● **Given exercise**: From the entries that follow, list every line in which the string "Product" appears.

● **Records provided**:
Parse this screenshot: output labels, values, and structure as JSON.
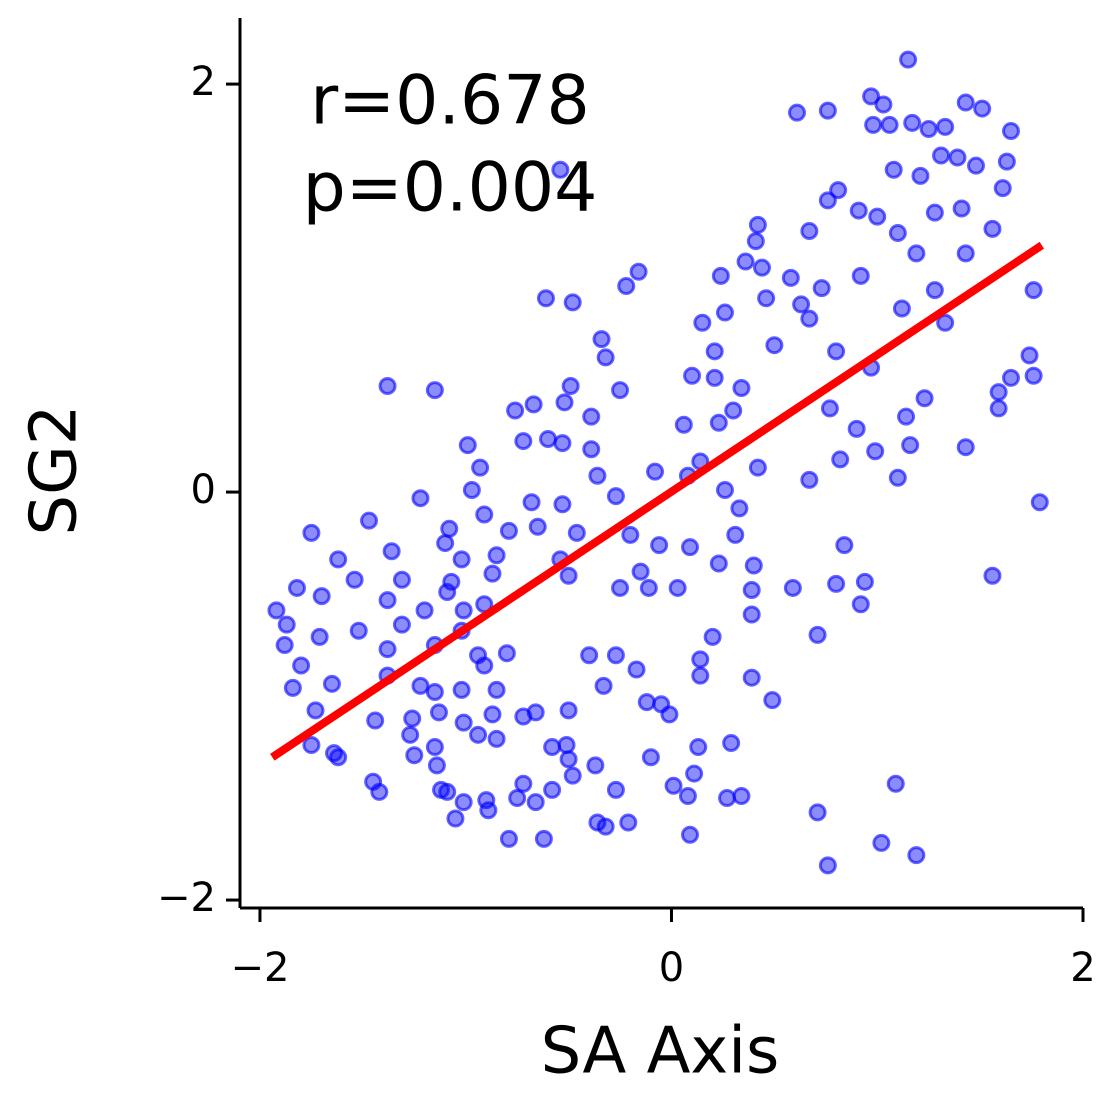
{
  "chart_data": {
    "type": "scatter",
    "xlabel": "SA Axis",
    "ylabel": "SG2",
    "annotations": [
      "r=0.678",
      "p=0.004"
    ],
    "xlim": [
      -2.097,
      2.0
    ],
    "ylim": [
      -2.039,
      2.324
    ],
    "xticks": [
      {
        "value": -2,
        "label": "−2"
      },
      0,
      2
    ],
    "yticks": [
      {
        "value": -2,
        "label": "−2"
      },
      0,
      2
    ],
    "grid": false,
    "series": [
      {
        "color": "blue",
        "x": [
          1.15,
          0.61,
          0.76,
          0.97,
          1.03,
          1.43,
          1.51,
          1.17,
          0.98,
          1.06,
          1.25,
          1.33,
          1.65,
          1.31,
          1.39,
          1.48,
          1.63,
          1.08,
          1.21,
          -0.54,
          1.61,
          0.81,
          0.76,
          0.91,
          1.28,
          1.41,
          1.56,
          0.42,
          0.67,
          1.0,
          0.41,
          1.1,
          1.19,
          1.43,
          0.36,
          0.44,
          0.24,
          0.58,
          -0.16,
          -0.22,
          0.73,
          0.92,
          1.28,
          1.76,
          -0.61,
          -0.48,
          0.46,
          0.63,
          0.26,
          0.15,
          0.67,
          1.12,
          1.33,
          0.5,
          0.21,
          0.8,
          -0.34,
          -0.32,
          1.74,
          0.1,
          0.97,
          0.21,
          1.65,
          1.76,
          -1.38,
          -1.15,
          -0.49,
          -0.25,
          0.34,
          1.23,
          1.59,
          -0.52,
          -0.76,
          -0.67,
          -0.39,
          0.3,
          1.14,
          1.59,
          0.77,
          0.06,
          0.23,
          -0.72,
          -0.6,
          -0.53,
          -0.99,
          -0.39,
          1.16,
          1.43,
          0.9,
          0.99,
          0.82,
          0.14,
          0.42,
          -0.93,
          -0.36,
          -0.08,
          0.08,
          1.1,
          0.67,
          1.79,
          -0.97,
          -1.22,
          -0.68,
          -0.53,
          -0.27,
          0.26,
          0.33,
          -0.91,
          -1.47,
          -1.75,
          -1.08,
          -0.79,
          -0.65,
          -0.46,
          -0.2,
          0.31,
          -1.1,
          -1.36,
          -1.62,
          -1.02,
          -0.85,
          -0.54,
          -0.06,
          0.09,
          0.23,
          0.84,
          -1.54,
          -1.31,
          -1.07,
          -0.87,
          -0.5,
          -0.15,
          0.4,
          1.56,
          -1.82,
          -1.09,
          -0.25,
          -0.11,
          0.03,
          0.39,
          0.59,
          0.8,
          0.94,
          -1.7,
          -1.38,
          -0.91,
          0.92,
          -1.92,
          -1.2,
          -1.01,
          0.39,
          -1.87,
          -1.31,
          -1.02,
          -1.52,
          -1.71,
          0.71,
          0.2,
          -1.88,
          -1.15,
          -1.38,
          -0.94,
          -0.8,
          -0.4,
          -0.27,
          0.14,
          -1.8,
          -0.91,
          -0.17,
          0.14,
          -1.38,
          -1.65,
          -1.22,
          0.39,
          -1.84,
          -1.15,
          -1.02,
          -0.85,
          -0.33,
          -0.12,
          -0.05,
          0.49,
          -1.73,
          -1.13,
          -0.5,
          -0.87,
          -0.72,
          -0.66,
          -0.01,
          -1.44,
          -1.26,
          -1.01,
          -1.27,
          -0.94,
          -0.85,
          -0.51,
          0.13,
          0.29,
          -1.75,
          -1.64,
          -1.15,
          -1.25,
          -0.58,
          -0.1,
          -1.62,
          -0.5,
          -0.37,
          -1.14,
          -0.48,
          0.11,
          -1.45,
          -0.72,
          -0.58,
          0.01,
          1.09,
          -1.42,
          -1.12,
          -1.09,
          -0.27,
          0.08,
          -0.75,
          -0.9,
          -1.01,
          0.27,
          0.34,
          -0.66,
          -0.89,
          0.71,
          -1.05,
          -0.36,
          -0.32,
          -0.21,
          0.09,
          -0.79,
          -0.62,
          1.02,
          1.19,
          0.76
        ],
        "values": [
          2.12,
          1.86,
          1.87,
          1.94,
          1.9,
          1.91,
          1.88,
          1.81,
          1.8,
          1.8,
          1.78,
          1.79,
          1.77,
          1.65,
          1.64,
          1.6,
          1.62,
          1.58,
          1.55,
          1.58,
          1.49,
          1.48,
          1.43,
          1.38,
          1.37,
          1.39,
          1.29,
          1.31,
          1.28,
          1.35,
          1.23,
          1.27,
          1.17,
          1.17,
          1.13,
          1.1,
          1.06,
          1.05,
          1.08,
          1.01,
          1.0,
          1.06,
          0.99,
          0.99,
          0.95,
          0.93,
          0.95,
          0.92,
          0.88,
          0.83,
          0.85,
          0.9,
          0.83,
          0.72,
          0.69,
          0.69,
          0.75,
          0.66,
          0.67,
          0.57,
          0.61,
          0.56,
          0.56,
          0.57,
          0.52,
          0.5,
          0.52,
          0.5,
          0.51,
          0.46,
          0.49,
          0.44,
          0.4,
          0.43,
          0.37,
          0.4,
          0.37,
          0.41,
          0.41,
          0.33,
          0.34,
          0.25,
          0.26,
          0.24,
          0.23,
          0.21,
          0.23,
          0.22,
          0.31,
          0.2,
          0.16,
          0.15,
          0.12,
          0.12,
          0.08,
          0.1,
          0.08,
          0.07,
          0.06,
          -0.05,
          0.01,
          -0.03,
          -0.05,
          -0.06,
          -0.02,
          0.01,
          -0.08,
          -0.11,
          -0.14,
          -0.2,
          -0.18,
          -0.19,
          -0.17,
          -0.2,
          -0.21,
          -0.21,
          -0.25,
          -0.29,
          -0.33,
          -0.33,
          -0.31,
          -0.33,
          -0.26,
          -0.27,
          -0.35,
          -0.26,
          -0.43,
          -0.43,
          -0.44,
          -0.4,
          -0.41,
          -0.39,
          -0.36,
          -0.41,
          -0.47,
          -0.49,
          -0.47,
          -0.47,
          -0.47,
          -0.48,
          -0.47,
          -0.45,
          -0.44,
          -0.51,
          -0.53,
          -0.55,
          -0.55,
          -0.58,
          -0.58,
          -0.58,
          -0.6,
          -0.65,
          -0.65,
          -0.68,
          -0.68,
          -0.71,
          -0.7,
          -0.71,
          -0.75,
          -0.75,
          -0.77,
          -0.8,
          -0.79,
          -0.8,
          -0.8,
          -0.82,
          -0.85,
          -0.85,
          -0.87,
          -0.9,
          -0.9,
          -0.94,
          -0.95,
          -0.91,
          -0.96,
          -0.98,
          -0.97,
          -0.97,
          -0.95,
          -1.03,
          -1.04,
          -1.02,
          -1.07,
          -1.08,
          -1.07,
          -1.09,
          -1.1,
          -1.08,
          -1.09,
          -1.12,
          -1.11,
          -1.13,
          -1.19,
          -1.19,
          -1.21,
          -1.24,
          -1.25,
          -1.23,
          -1.24,
          -1.28,
          -1.25,
          -1.29,
          -1.25,
          -1.3,
          -1.3,
          -1.31,
          -1.34,
          -1.34,
          -1.39,
          -1.38,
          -1.42,
          -1.43,
          -1.46,
          -1.44,
          -1.43,
          -1.47,
          -1.46,
          -1.47,
          -1.46,
          -1.49,
          -1.5,
          -1.51,
          -1.52,
          -1.5,
          -1.49,
          -1.52,
          -1.56,
          -1.57,
          -1.6,
          -1.62,
          -1.64,
          -1.62,
          -1.68,
          -1.7,
          -1.7,
          -1.72,
          -1.78,
          -1.83
        ]
      }
    ],
    "fit_line": {
      "color": "red",
      "x": [
        -1.94,
        1.8
      ],
      "y": [
        -1.3,
        1.21
      ]
    }
  }
}
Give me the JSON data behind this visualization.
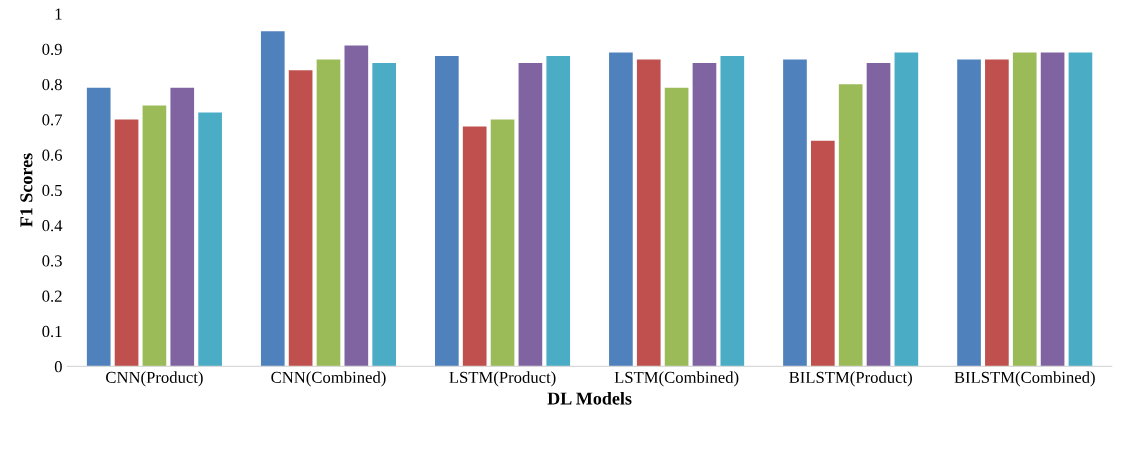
{
  "chart_data": {
    "type": "bar",
    "xlabel": "DL Models",
    "ylabel": "F1 Scores",
    "categories": [
      "CNN(Product)",
      "CNN(Combined)",
      "LSTM(Product)",
      "LSTM(Combined)",
      "BILSTM(Product)",
      "BILSTM(Combined)"
    ],
    "series": [
      {
        "color": "#4f81bd",
        "values": [
          0.79,
          0.95,
          0.88,
          0.89,
          0.87,
          0.87
        ]
      },
      {
        "color": "#c0504d",
        "values": [
          0.7,
          0.84,
          0.68,
          0.87,
          0.64,
          0.87
        ]
      },
      {
        "color": "#9bbb59",
        "values": [
          0.74,
          0.87,
          0.7,
          0.79,
          0.8,
          0.89
        ]
      },
      {
        "color": "#8064a2",
        "values": [
          0.79,
          0.91,
          0.86,
          0.86,
          0.86,
          0.89
        ]
      },
      {
        "color": "#4bacc6",
        "values": [
          0.72,
          0.86,
          0.88,
          0.88,
          0.89,
          0.89
        ]
      }
    ],
    "ylim": [
      0,
      1
    ],
    "yticks": [
      0,
      0.1,
      0.2,
      0.3,
      0.4,
      0.5,
      0.6,
      0.7,
      0.8,
      0.9,
      1
    ],
    "grid": false
  }
}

● **Finished answer**:
      "CNN(Product)",
      "LSTM(Product)",
      "BILSTM(Product)",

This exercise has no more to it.